[Data entries]:
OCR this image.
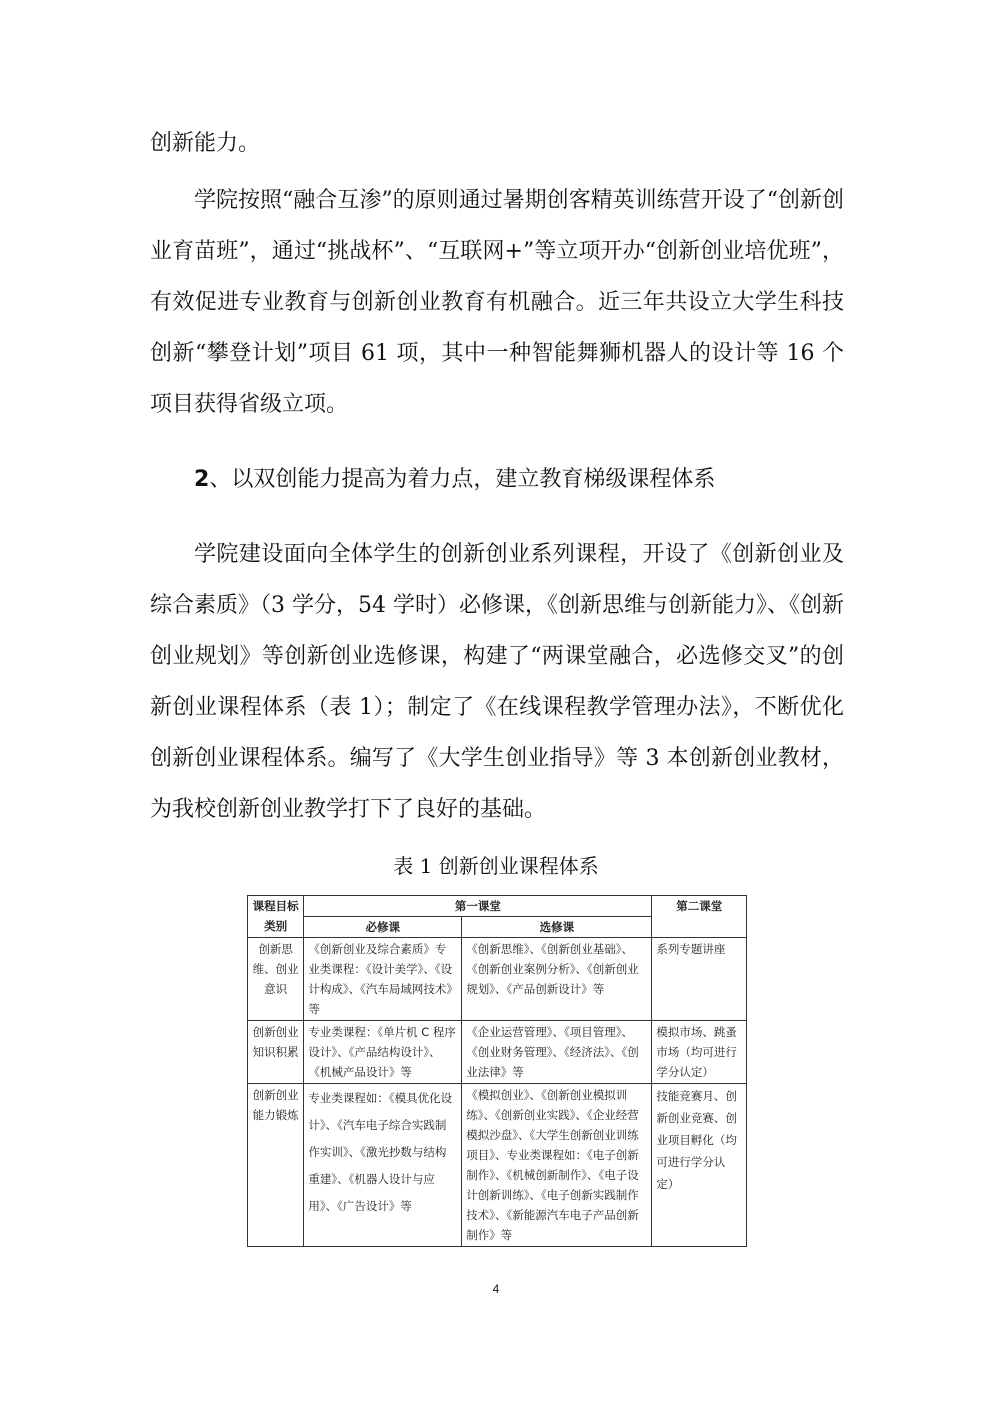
创新能力。

学院按照“融合互渗”的原则通过暑期创客精英训练营开设了“创新创业育苗班”，通过“挑战杯”、“互联网+”等立项开办“创新创业培优班”，有效促进专业教育与创新创业教育有机融合。近三年共设立大学生科技创新“攀登计划”项目 61 项，其中一种智能舞狮机器人的设计等 16 个项目获得省级立项。

2、以双创能力提高为着力点，建立教育梯级课程体系

学院建设面向全体学生的创新创业系列课程，开设了《创新创业及综合素质》（3 学分，54 学时）必修课，《创新思维与创新能力》、《创新创业规划》等创新创业选修课，构建了“两课堂融合，必选修交叉”的创新创业课程体系（表 1）；制定了《在线课程教学管理办法》，不断优化创新创业课程体系。编写了《大学生创业指导》等 3 本创新创业教材，为我校创新创业教学打下了良好的基础。

表 1 创新创业课程体系

课程目标类别	第一课堂		第二课堂
	必修课	选修课	
创新思维、创业意识	《创新创业及综合素质》专业类课程：《设计美学》、《设计构成》、《汽车局域网技术》等	《创新思维》、《创新创业基础》、《创新创业案例分析》、《创新创业规划》、《产品创新设计》等	系列专题讲座
创新创业知识积累	专业类课程：《单片机 C 程序设计》、《产品结构设计》、《机械产品设计》等	《企业运营管理》、《项目管理》、《创业财务管理》、《经济法》、《创业法律》等	模拟市场、跳蚤市场（均可进行学分认定）
创新创业能力锻炼	专业类课程如：《模具优化设计》、《汽车电子综合实践制作实训》、《激光抄数与结构重建》、《机器人设计与应用》、《广告设计》等	《模拟创业》、《创新创业模拟训练》、《创新创业实践》、《企业经营模拟沙盘》、《大学生创新创业训练项目》、专业类课程如：《电子创新制作》、《机械创新制作》、《电子设计创新训练》、《电子创新实践制作技术》、《新能源汽车电子产品创新制作》等	技能竞赛月、创新创业竞赛、创业项目孵化（均可进行学分认定）

4
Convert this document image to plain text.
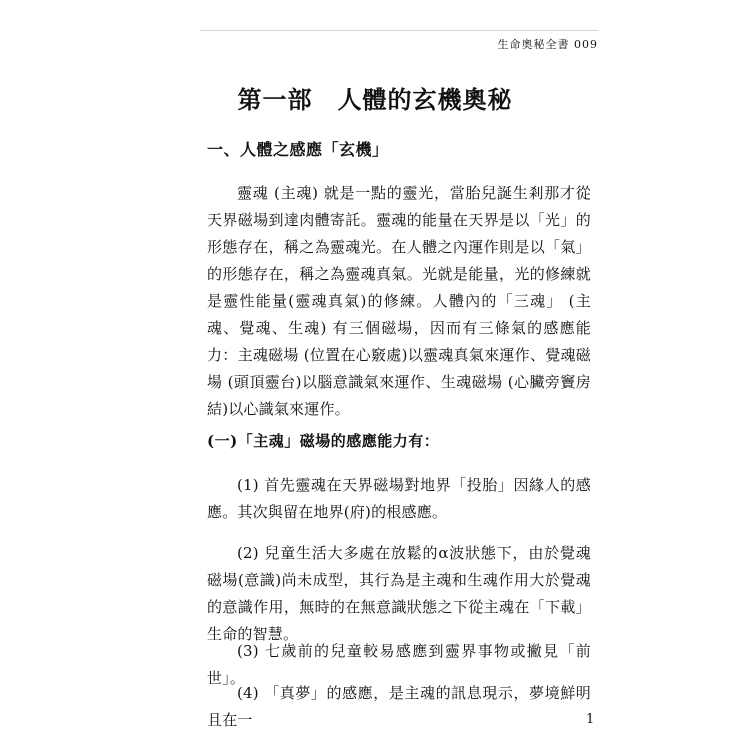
生命奧秘全書 009
第一部　人體的玄機奧秘
一、人體之感應「玄機」
靈魂 (主魂) 就是一點的靈光，當胎兒誕生剎那才從天界磁場到達肉體寄託。靈魂的能量在天界是以「光」的形態存在，稱之為靈魂光。在人體之內運作則是以「氣」的形態存在，稱之為靈魂真氣。光就是能量，光的修練就是靈性能量(靈魂真氣)的修練。人體內的「三魂」 (主魂、覺魂、生魂) 有三個磁場，因而有三條氣的感應能力：主魂磁場 (位置在心竅處)以靈魂真氣來運作、覺魂磁場 (頭頂靈台)以腦意識氣來運作、生魂磁場 (心臟旁竇房結)以心識氣來運作。
(一)「主魂」磁場的感應能力有：
(1) 首先靈魂在天界磁場對地界「投胎」因緣人的感應。其次與留在地界(府)的根感應。
(2) 兒童生活大多處在放鬆的α波狀態下，由於覺魂磁場(意識)尚未成型，其行為是主魂和生魂作用大於覺魂的意識作用，無時的在無意識狀態之下從主魂在「下載」生命的智慧。
(3) 七歲前的兒童較易感應到靈界事物或撇見「前世」。
(4) 「真夢」的感應，是主魂的訊息現示，夢境鮮明且在一	1
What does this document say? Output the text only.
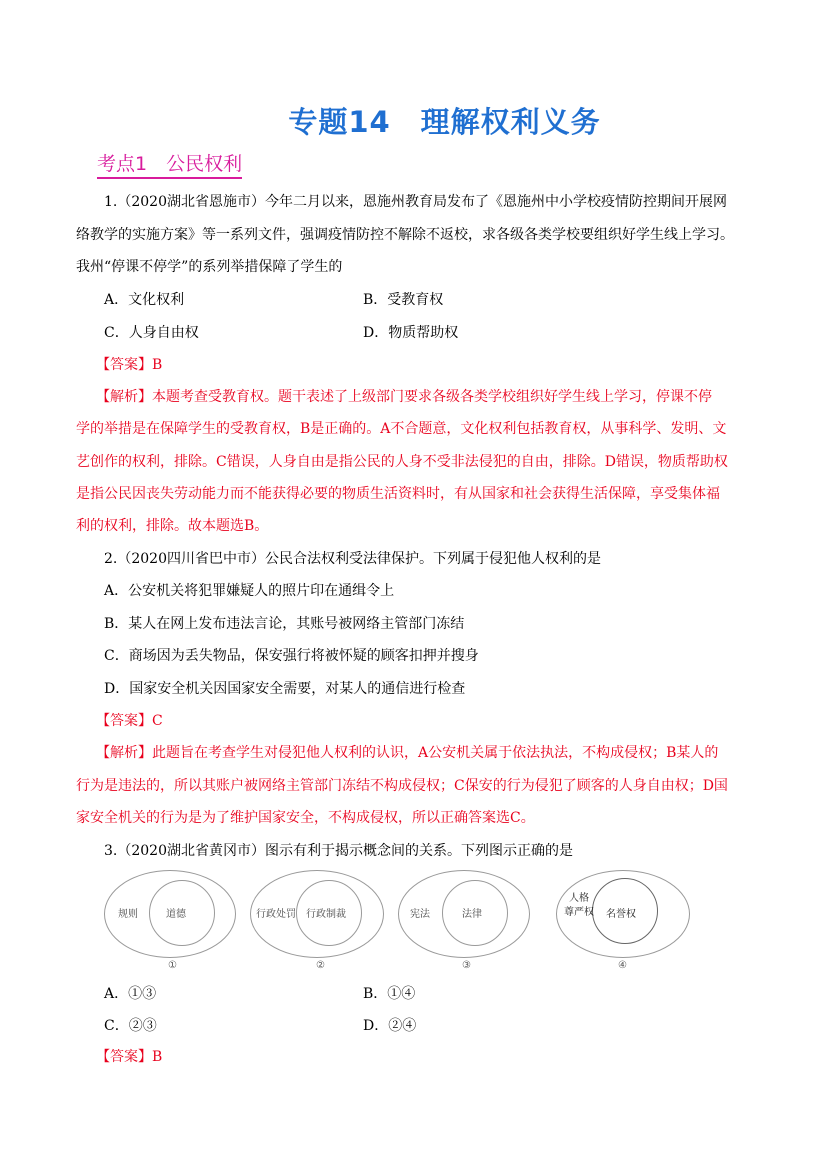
专题14　理解权利义务
考点1　公民权利
1.（2020湖北省恩施市）今年二月以来，恩施州教育局发布了《恩施州中小学校疫情防控期间开展网
络教学的实施方案》等一系列文件，强调疫情防控不解除不返校，求各级各类学校要组织好学生线上学习。
我州“停课不停学”的系列举措保障了学生的
A．文化权利	B．受教育权
C．人身自由权	D．物质帮助权
【答案】B
【解析】本题考查受教育权。题干表述了上级部门要求各级各类学校组织好学生线上学习，停课不停
学的举措是在保障学生的受教育权，B是正确的。A不合题意，文化权利包括教育权，从事科学、发明、文
艺创作的权利，排除。C错误，人身自由是指公民的人身不受非法侵犯的自由，排除。D错误，物质帮助权
是指公民因丧失劳动能力而不能获得必要的物质生活资料时，有从国家和社会获得生活保障，享受集体福
利的权利，排除。故本题选B。
2.（2020四川省巴中市）公民合法权利受法律保护。下列属于侵犯他人权利的是
A．公安机关将犯罪嫌疑人的照片印在通缉令上
B．某人在网上发布违法言论，其账号被网络主管部门冻结
C．商场因为丢失物品，保安强行将被怀疑的顾客扣押并搜身
D．国家安全机关因国家安全需要，对某人的通信进行检查
【答案】C
【解析】此题旨在考查学生对侵犯他人权利的认识，A公安机关属于依法执法，不构成侵权；B某人的
行为是违法的，所以其账户被网络主管部门冻结不构成侵权；C保安的行为侵犯了顾客的人身自由权；D国
家安全机关的行为是为了维护国家安全，不构成侵权，所以正确答案选C。
3.（2020湖北省黄冈市）图示有利于揭示概念间的关系。下列图示正确的是
规则	道德
①
行政处罚 行政制裁
②
宪法	法律
③
人格
尊严权 名誉权
④
A．①③	B．①④
C．②③	D．②④
【答案】B
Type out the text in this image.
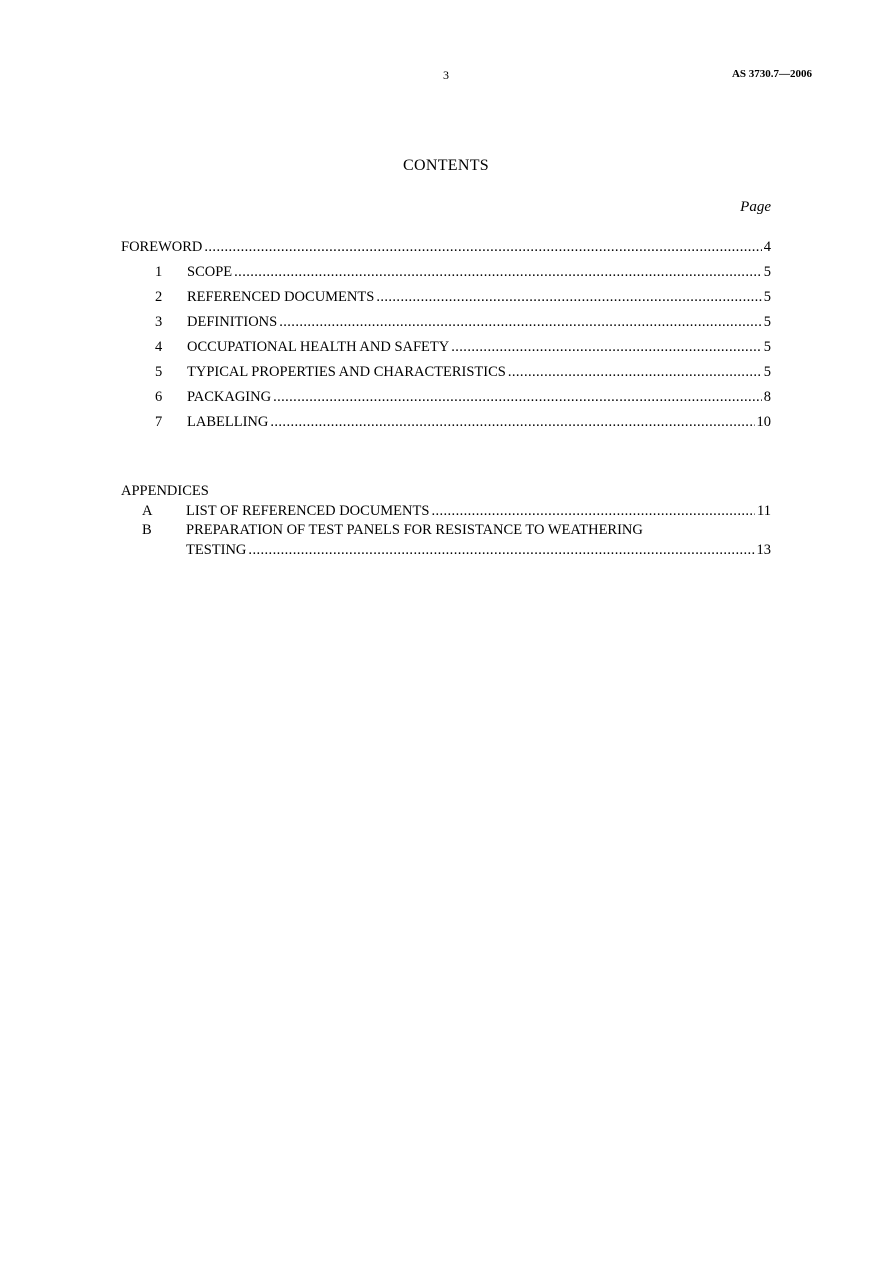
3	AS 3730.7—2006
CONTENTS
Page
FOREWORD .....	4
1	SCOPE .....	5
2	REFERENCED DOCUMENTS .....	5
3	DEFINITIONS .....	5
4	OCCUPATIONAL HEALTH AND SAFETY .....	5
5	TYPICAL PROPERTIES AND CHARACTERISTICS .....	5
6	PACKAGING .....	8
7	LABELLING .....	10
APPENDICES
A	LIST OF REFERENCED DOCUMENTS .....	11
B	PREPARATION OF TEST PANELS FOR RESISTANCE TO WEATHERING
TESTING .....	13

[Challenge]: Say how many lines in the records contain the string "REFERENCED", and say nothing else.

[Answer]: 2